:: Supplied text

The opinion of the court was delivered by: United States Magistrate Judge Cynthia Reed Eddy
Pending before this Court is Plaintiff's Motion in Limine to Exclude Defendant's Supplemental Expert Disclosure. (ECF No. 73). Specifically, Plaintiff seeks to strike Defendant's Supplemental Expert Report because it was disclosed to Plaintiff after the time for expert discovery has closed. The motion is briefed and ripe for disposition. For the following reasons, Plaintiff's motion is denied.
The factual allegations of this case are well known by the parties, and are not imperative for the instant dispute; therefore the Court will only focus on those facts necessary for determination of the instant motion. By joint motion of the parties, the Court extended discovery deadlines, ordering fact discovery to be completed by October 14, 2011, and expert discovery to be completed by November 18, 2011. Order of 9/12/11, (ECF No. 20). On October 11, 2012, Defendant sent Plaintiff a Supplemental Expert Report prepared by defense liability expert, Timothy Kyper. Pl.'s Mot. in Limine, (ECF No. 73) at ¶ 18. The substance of the Supplemental Report concerns the Plaintiff's deposition of a defense fact discovery witness, Edward Antonacci, taken two days prior on October 8, 2012. Def.'s Resp. to Pl.'s Mot. in Limine, (ECF No. 76) at ¶ 1. The parties stipulated to extending the discovery period for Plaintiff to take Mr. Antonacci's deposition, although it was taken nearly one year after fact discovery had closed, and Mr. Antonacci was identified in Defendant's Answers to Plaintiff's Interrogatories. Id., (ECF No. 76) at ¶ 2-3. Plaintiff argues that through the Supplemental Expert Report, Mr. Kyper "offers new opinions and new evidence [other than those offered in his Expert Report] which was or should have been in the possession of the defense prior to the close of discovery." Pl.'s Brief in Support of Mot. in Limine, (ECF No. 73-1) at 2. Defendant contends that Mr. Kyper prepared his Supplemental Expert Report from information recently made of record from Mr. Antonacci's deposition. Def.'s Resp. to Pl.'s Mot. in Limine, (ECF No. 76) at ¶ 4. Defendant further argues that the "supplemental report in no way alters or expands" Mr. Kyper's original Expert Report, but "reiterates [his] original opinions." Id., (ECF No. 76) at ¶ 5 (emphasis in original).

::::

_Exercise 1_
Rewrite the rows, from their first line through the line containing "strength-bar [2449, 402, 2461, 464]", as a Markdown table with the columns No. and Entry, numbering each line and leaving out blank lines.

:: Supplied records

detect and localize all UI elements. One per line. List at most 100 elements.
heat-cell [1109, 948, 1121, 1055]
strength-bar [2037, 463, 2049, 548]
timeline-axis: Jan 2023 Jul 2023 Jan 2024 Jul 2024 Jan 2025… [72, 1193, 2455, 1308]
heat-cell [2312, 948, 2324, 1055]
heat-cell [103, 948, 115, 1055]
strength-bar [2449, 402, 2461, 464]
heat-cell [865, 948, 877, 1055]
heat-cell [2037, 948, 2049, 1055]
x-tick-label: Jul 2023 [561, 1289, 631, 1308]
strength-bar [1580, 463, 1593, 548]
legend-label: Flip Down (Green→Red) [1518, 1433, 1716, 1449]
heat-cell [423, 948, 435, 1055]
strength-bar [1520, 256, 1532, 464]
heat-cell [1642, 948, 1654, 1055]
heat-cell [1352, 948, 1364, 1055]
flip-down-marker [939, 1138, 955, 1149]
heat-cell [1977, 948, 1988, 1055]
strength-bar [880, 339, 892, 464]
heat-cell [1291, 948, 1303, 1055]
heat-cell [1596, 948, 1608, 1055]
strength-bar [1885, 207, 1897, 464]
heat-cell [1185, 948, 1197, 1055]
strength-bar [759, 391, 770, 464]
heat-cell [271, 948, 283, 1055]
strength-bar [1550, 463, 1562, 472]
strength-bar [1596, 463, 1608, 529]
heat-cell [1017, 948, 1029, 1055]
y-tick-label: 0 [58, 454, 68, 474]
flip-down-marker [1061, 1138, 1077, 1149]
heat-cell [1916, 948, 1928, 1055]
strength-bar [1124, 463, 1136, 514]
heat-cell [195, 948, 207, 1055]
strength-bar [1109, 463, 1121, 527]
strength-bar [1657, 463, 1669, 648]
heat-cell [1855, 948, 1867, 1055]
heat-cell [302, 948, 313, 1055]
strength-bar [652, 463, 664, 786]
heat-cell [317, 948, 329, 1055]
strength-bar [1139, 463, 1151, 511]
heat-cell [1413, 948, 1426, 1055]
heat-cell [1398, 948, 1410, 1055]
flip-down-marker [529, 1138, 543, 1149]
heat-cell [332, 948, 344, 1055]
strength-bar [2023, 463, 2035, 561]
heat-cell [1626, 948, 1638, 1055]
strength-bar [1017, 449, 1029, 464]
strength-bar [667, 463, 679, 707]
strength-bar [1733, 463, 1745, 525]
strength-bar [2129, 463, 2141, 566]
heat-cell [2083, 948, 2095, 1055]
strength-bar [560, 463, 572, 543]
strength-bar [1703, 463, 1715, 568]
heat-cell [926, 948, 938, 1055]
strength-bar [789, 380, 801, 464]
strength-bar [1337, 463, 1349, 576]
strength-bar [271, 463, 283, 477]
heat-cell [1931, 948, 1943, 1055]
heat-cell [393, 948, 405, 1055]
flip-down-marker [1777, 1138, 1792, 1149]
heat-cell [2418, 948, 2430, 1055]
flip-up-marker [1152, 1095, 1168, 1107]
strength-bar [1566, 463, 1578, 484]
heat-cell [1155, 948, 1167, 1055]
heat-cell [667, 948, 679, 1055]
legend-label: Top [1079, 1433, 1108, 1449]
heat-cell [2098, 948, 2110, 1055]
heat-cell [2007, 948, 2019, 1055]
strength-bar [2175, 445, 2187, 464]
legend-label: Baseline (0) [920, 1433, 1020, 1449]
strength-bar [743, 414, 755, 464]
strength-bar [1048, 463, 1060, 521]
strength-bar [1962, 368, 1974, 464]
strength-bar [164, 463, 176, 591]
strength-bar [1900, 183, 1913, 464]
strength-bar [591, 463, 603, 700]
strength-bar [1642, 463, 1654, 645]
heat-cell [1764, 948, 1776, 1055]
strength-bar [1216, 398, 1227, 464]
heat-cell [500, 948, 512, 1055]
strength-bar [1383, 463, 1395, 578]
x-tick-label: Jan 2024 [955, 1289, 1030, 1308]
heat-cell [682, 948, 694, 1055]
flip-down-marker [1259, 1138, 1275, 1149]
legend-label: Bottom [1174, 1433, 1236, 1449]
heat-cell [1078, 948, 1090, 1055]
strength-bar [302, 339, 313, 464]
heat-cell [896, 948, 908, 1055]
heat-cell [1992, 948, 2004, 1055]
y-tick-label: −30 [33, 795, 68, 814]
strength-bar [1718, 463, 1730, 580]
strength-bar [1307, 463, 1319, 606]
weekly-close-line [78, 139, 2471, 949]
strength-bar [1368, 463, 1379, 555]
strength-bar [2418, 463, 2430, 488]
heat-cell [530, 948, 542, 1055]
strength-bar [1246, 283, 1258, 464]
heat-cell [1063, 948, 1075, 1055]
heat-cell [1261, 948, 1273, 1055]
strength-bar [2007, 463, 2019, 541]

::::

_Exercise 2_
Copy the court opinion word for word from "The opinion of" to "motion is denied.".

_Solution 1_
| No. | Entry |
|---|---|
| 1 | detect and localize all UI elements. One per line. List at most 100 elements. |
| 2 | heat-cell [1109, 948, 1121, 1055] |
| 3 | strength-bar [2037, 463, 2049, 548] |
| 4 | timeline-axis: Jan 2023 Jul 2023 Jan 2024 Jul 2024 Jan 2025… [72, 1193, 2455, 1308] |
| 5 | heat-cell [2312, 948, 2324, 1055] |
| 6 | heat-cell [103, 948, 115, 1055] |
| 7 | strength-bar [2449, 402, 2461, 464] |

_Solution 2_
The opinion of the court was delivered by: United States Magistrate Judge Cynthia Reed Eddy
Pending before this Court is Plaintiff's Motion in Limine to Exclude Defendant's Supplemental Expert Disclosure. (ECF No. 73). Specifically, Plaintiff seeks to strike Defendant's Supplemental Expert Report because it was disclosed to Plaintiff after the time for expert discovery has closed. The motion is briefed and ripe for disposition. For the following reasons, Plaintiff's motion is denied.